- **DATA SHOWN**
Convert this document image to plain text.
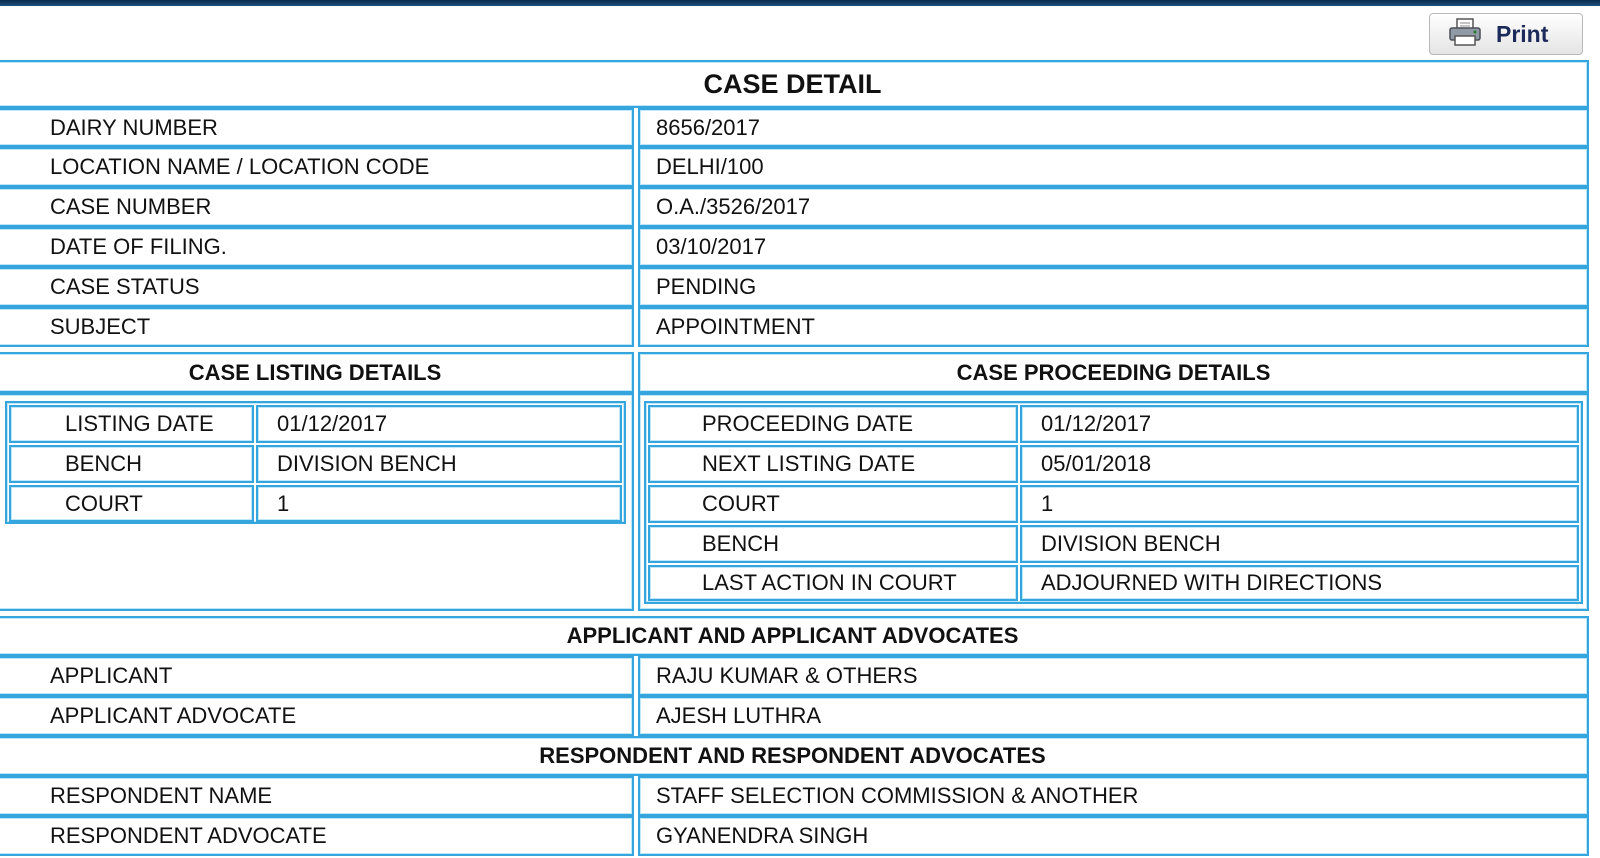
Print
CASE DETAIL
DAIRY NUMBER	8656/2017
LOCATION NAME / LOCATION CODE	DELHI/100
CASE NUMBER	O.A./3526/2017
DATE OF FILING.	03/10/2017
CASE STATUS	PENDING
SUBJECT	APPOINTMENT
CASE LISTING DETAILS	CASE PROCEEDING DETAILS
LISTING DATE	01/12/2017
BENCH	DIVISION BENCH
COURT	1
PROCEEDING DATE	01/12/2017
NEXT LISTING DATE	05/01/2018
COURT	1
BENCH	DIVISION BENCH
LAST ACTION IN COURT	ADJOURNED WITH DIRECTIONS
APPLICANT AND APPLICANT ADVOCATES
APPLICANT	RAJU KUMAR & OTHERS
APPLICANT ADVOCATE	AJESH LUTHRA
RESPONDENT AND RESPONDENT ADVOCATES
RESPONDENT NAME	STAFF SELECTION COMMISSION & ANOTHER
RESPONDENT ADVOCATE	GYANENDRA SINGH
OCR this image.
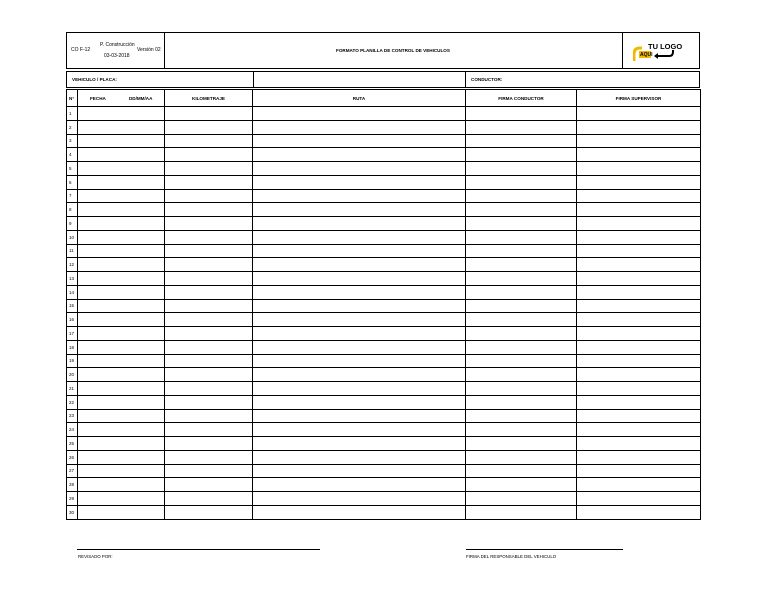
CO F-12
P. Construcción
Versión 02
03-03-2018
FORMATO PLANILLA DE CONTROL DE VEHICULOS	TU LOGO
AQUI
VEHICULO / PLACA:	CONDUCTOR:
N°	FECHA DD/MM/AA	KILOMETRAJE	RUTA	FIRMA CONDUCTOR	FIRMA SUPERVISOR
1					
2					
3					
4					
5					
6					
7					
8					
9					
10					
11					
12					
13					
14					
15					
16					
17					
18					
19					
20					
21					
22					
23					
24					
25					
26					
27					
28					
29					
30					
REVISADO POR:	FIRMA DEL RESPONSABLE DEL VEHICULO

- **SET PROBLEM**
Identify all lines where the word "PROCEEDING" shows up. Copy them.

- **ANSWER TO THE PROBLEM**
CASE LISTING DETAILS	CASE PROCEEDING DETAILS
PROCEEDING DATE	01/12/2017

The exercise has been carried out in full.